• **What is being asked**: In the material below, the lines containing the word "Papertrans" are required; copy each of them.

═════ Recorded data

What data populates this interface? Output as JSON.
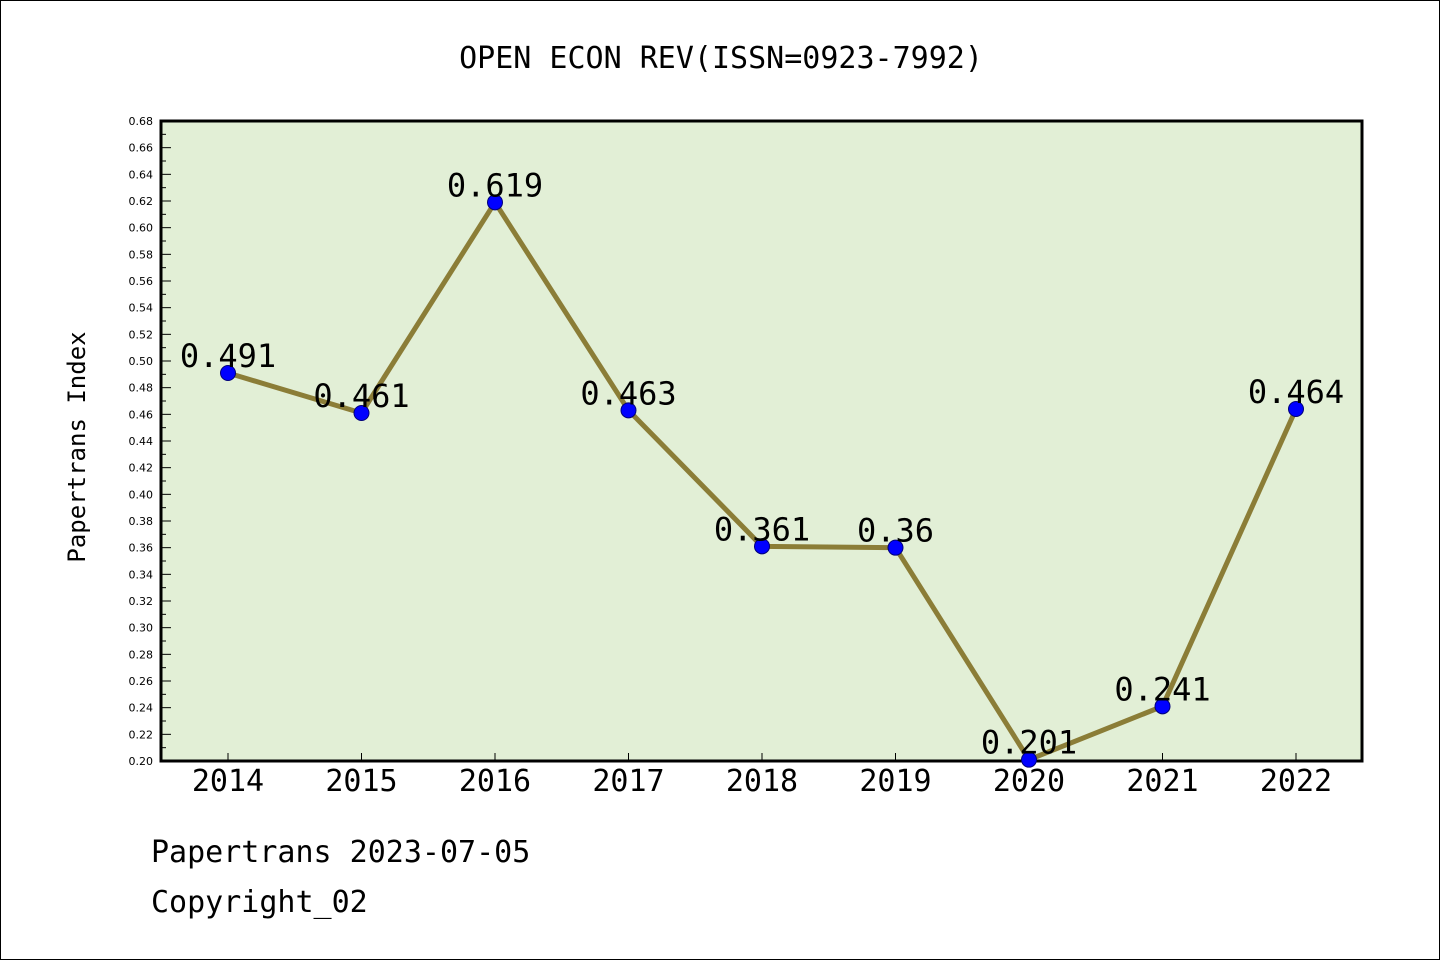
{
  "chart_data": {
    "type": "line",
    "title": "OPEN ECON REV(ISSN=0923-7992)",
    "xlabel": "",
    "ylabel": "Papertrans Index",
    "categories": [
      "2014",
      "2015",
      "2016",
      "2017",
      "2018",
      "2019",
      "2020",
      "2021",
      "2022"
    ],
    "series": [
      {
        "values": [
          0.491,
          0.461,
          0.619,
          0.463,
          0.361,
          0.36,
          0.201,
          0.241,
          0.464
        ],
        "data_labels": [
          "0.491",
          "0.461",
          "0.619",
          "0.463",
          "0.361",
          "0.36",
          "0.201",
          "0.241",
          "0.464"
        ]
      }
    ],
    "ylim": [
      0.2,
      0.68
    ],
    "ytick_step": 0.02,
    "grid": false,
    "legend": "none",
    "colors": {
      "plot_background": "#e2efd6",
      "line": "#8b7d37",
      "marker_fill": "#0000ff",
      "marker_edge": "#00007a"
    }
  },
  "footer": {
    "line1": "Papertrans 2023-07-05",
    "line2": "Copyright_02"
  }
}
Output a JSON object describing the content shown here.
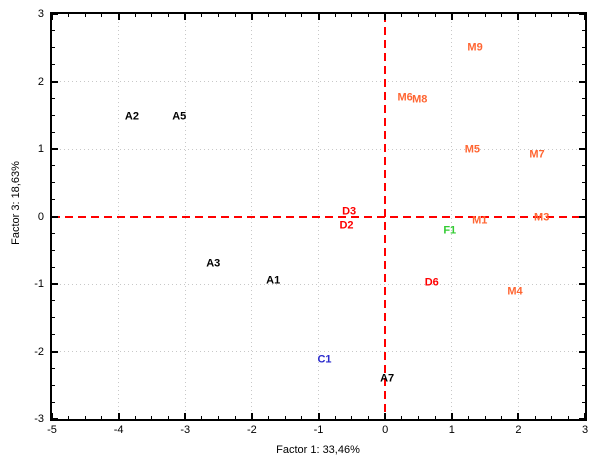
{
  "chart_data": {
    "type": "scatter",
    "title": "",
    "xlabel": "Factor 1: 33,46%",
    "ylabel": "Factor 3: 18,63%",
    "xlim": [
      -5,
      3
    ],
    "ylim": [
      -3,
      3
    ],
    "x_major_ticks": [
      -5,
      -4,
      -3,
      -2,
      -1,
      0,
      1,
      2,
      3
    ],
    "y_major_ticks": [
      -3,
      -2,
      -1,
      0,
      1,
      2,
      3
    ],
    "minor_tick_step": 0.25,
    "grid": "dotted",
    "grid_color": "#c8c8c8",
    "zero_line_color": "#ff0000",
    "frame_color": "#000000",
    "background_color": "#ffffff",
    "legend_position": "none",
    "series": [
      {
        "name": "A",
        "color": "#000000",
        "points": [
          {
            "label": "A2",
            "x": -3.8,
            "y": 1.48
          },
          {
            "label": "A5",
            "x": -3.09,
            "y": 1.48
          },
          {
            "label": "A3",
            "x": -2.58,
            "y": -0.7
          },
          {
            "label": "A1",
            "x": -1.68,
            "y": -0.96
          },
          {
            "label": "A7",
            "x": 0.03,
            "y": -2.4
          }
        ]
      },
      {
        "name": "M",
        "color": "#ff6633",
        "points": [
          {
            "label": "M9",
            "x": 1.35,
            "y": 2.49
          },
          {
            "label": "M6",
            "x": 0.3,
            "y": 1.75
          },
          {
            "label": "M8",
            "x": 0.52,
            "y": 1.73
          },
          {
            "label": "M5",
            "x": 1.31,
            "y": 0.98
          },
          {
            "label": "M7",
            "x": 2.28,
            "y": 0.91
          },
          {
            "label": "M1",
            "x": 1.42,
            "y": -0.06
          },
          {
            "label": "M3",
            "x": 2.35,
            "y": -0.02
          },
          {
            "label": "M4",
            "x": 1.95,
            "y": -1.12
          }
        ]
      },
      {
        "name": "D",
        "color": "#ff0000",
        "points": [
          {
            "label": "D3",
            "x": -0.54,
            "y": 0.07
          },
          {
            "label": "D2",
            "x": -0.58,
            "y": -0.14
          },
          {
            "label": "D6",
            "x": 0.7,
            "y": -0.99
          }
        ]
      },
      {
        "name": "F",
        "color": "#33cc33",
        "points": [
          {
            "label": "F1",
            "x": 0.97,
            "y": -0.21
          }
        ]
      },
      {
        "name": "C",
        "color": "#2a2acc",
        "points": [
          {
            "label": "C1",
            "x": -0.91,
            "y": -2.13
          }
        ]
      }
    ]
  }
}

══════════

• **Finished exercise**:
    "ylabel": "Papertrans Index",
    "line1": "Papertrans 2023-07-05",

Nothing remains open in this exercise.